== Exercise objective ==
Print each line of the listing once more, precisely as given.

== Records for the exercise ==
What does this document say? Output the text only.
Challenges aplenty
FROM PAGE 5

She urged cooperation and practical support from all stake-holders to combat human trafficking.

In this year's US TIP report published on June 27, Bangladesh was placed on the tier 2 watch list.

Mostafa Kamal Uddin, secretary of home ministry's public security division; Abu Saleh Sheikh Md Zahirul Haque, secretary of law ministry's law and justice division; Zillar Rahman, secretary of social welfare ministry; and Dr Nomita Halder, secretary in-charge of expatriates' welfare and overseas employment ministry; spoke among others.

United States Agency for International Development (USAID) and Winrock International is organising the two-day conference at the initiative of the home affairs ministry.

== Task response ==
What does this document say? Output the text only.
Challenges aplenty
FROM PAGE 5

She urged cooperation and practical support from all stake-holders to combat human trafficking.

In this year's US TIP report published on June 27, Bangladesh was placed on the tier 2 watch list.

Mostafa Kamal Uddin, secretary of home ministry's public security division; Abu Saleh Sheikh Md Zahirul Haque, secretary of law ministry's law and justice division; Zillar Rahman, secretary of social welfare ministry; and Dr Nomita Halder, secretary in-charge of expatriates' welfare and overseas employment ministry; spoke among others.

United States Agency for International Development (USAID) and Winrock International is organising the two-day conference at the initiative of the home affairs ministry.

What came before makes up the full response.